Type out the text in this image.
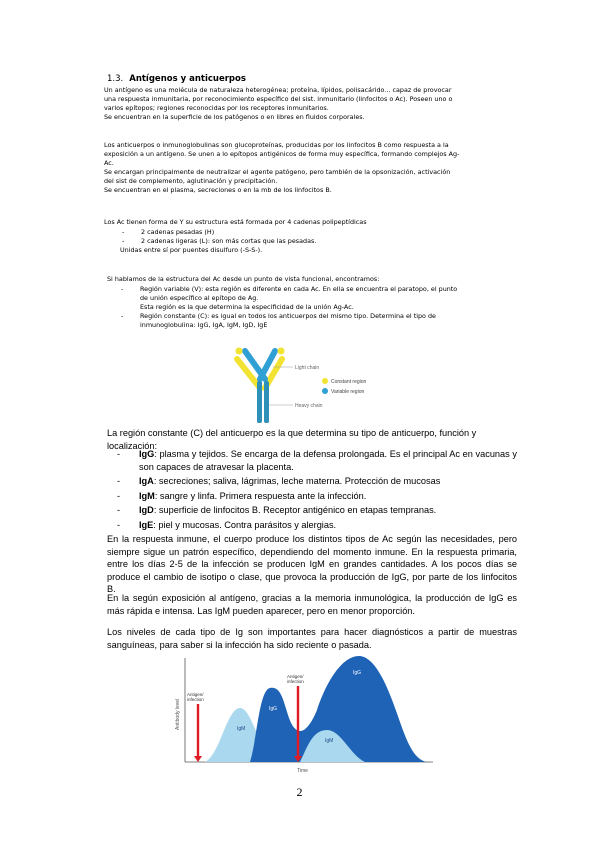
1.3. Antígenos y anticuerpos
Un antígeno es una molécula de naturaleza heterogénea; proteína, lípidos, polisacárido... capaz de provocar
una respuesta inmunitaria, por reconocimiento específico del sist. inmunitario (linfocitos o Ac). Poseen uno o
varios epítopos; regiones reconocidas por los receptores inmunitarios.
Se encuentran en la superficie de los patógenos o en libres en fluidos corporales.
Los anticuerpos o inmunoglobulinas son glucoproteínas, producidas por los linfocitos B como respuesta a la
exposición a un antígeno. Se unen a lo epítopos antigénicos de forma muy específica, formando complejos Ag-
Ac.
Se encargan principalmente de neutralizar el agente patógeno, pero también de la opsonización, activación
del sist de complemento, aglutinación y precipitación.
Se encuentran en el plasma, secreciones o en la mb de los linfocitos B.
Los Ac tienen forma de Y su estructura está formada por 4 cadenas polipeptídicas
- 2 cadenas pesadas (H)
- 2 cadenas ligeras (L): son más cortas que las pesadas.
Unidas entre sí por puentes disulfuro (-S-S-).
Si hablamos de la estructura del Ac desde un punto de vista funcional, encontramos:
- Región variable (V): esta región es diferente en cada Ac. En ella se encuentra el paratopo, el punto
de unión específico al epítopo de Ag.
Esta región es la que determina la especificidad de la unión Ag-Ac.
- Región constante (C): es igual en todos los anticuerpos del mismo tipo. Determina el tipo de
inmunoglobulina: IgG, IgA, IgM, IgD, IgE
Light chain
Heavy chain
Constant region
Variable region
La región constante (C) del anticuerpo es la que determina su tipo de anticuerpo, función y localización:
- IgG: plasma y tejidos. Se encarga de la defensa prolongada. Es el principal Ac en vacunas y son capaces de atravesar la placenta.
- IgA: secreciones; saliva, lágrimas, leche materna. Protección de mucosas
- IgM: sangre y linfa. Primera respuesta ante la infección.
- IgD: superficie de linfocitos B. Receptor antigénico en etapas tempranas.
- IgE: piel y mucosas. Contra parásitos y alergias.
En la respuesta inmune, el cuerpo produce los distintos tipos de Ac según las necesidades, pero siempre sigue un patrón específico, dependiendo del momento inmune. En la respuesta primaria, entre los días 2-5 de la infección se producen IgM en grandes cantidades. A los pocos días se produce el cambio de isotipo o clase, que provoca la producción de IgG, por parte de los linfocitos B.
En la según exposición al antígeno, gracias a la memoria inmunológica, la producción de IgG es más rápida e intensa. Las IgM pueden aparecer, pero en menor proporción.
Los niveles de cada tipo de Ig son importantes para hacer diagnósticos a partir de muestras sanguíneas, para saber si la infección ha sido reciente o pasada.
Antibody level
Time
IgM
IgG
IgM
IgG
Antigen/
infection
Antigen/
infection
2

*Work required:*
Since pictures are not part of the copy, set down only the remaining data exactly.

*Answer to the exercise:*
Type out the text in this image.
1.3. Antígenos y anticuerpos
Un antígeno es una molécula de naturaleza heterogénea; proteína, lípidos, polisacárido... capaz de provocar
una respuesta inmunitaria, por reconocimiento específico del sist. inmunitario (linfocitos o Ac). Poseen uno o
varios epítopos; regiones reconocidas por los receptores inmunitarios.
Se encuentran en la superficie de los patógenos o en libres en fluidos corporales.
Los anticuerpos o inmunoglobulinas son glucoproteínas, producidas por los linfocitos B como respuesta a la
exposición a un antígeno. Se unen a lo epítopos antigénicos de forma muy específica, formando complejos Ag-
Ac.
Se encargan principalmente de neutralizar el agente patógeno, pero también de la opsonización, activación
del sist de complemento, aglutinación y precipitación.
Se encuentran en el plasma, secreciones o en la mb de los linfocitos B.
Los Ac tienen forma de Y su estructura está formada por 4 cadenas polipeptídicas
- 2 cadenas pesadas (H)
- 2 cadenas ligeras (L): son más cortas que las pesadas.
Unidas entre sí por puentes disulfuro (-S-S-).
Si hablamos de la estructura del Ac desde un punto de vista funcional, encontramos:
- Región variable (V): esta región es diferente en cada Ac. En ella se encuentra el paratopo, el punto
de unión específico al epítopo de Ag.
Esta región es la que determina la especificidad de la unión Ag-Ac.
- Región constante (C): es igual en todos los anticuerpos del mismo tipo. Determina el tipo de
inmunoglobulina: IgG, IgA, IgM, IgD, IgE
Light chain
Heavy chain
Constant region
Variable region
La región constante (C) del anticuerpo es la que determina su tipo de anticuerpo, función y localización:
- IgG: plasma y tejidos. Se encarga de la defensa prolongada. Es el principal Ac en vacunas y son capaces de atravesar la placenta.
- IgA: secreciones; saliva, lágrimas, leche materna. Protección de mucosas
- IgM: sangre y linfa. Primera respuesta ante la infección.
- IgD: superficie de linfocitos B. Receptor antigénico en etapas tempranas.
- IgE: piel y mucosas. Contra parásitos y alergias.
En la respuesta inmune, el cuerpo produce los distintos tipos de Ac según las necesidades, pero siempre sigue un patrón específico, dependiendo del momento inmune. En la respuesta primaria, entre los días 2-5 de la infección se producen IgM en grandes cantidades. A los pocos días se produce el cambio de isotipo o clase, que provoca la producción de IgG, por parte de los linfocitos B.
En la según exposición al antígeno, gracias a la memoria inmunológica, la producción de IgG es más rápida e intensa. Las IgM pueden aparecer, pero en menor proporción.
Los niveles de cada tipo de Ig son importantes para hacer diagnósticos a partir de muestras sanguíneas, para saber si la infección ha sido reciente o pasada.
Antibody level
Time
IgM
IgG
IgM
IgG
Antigen/
infection
Antigen/
infection
2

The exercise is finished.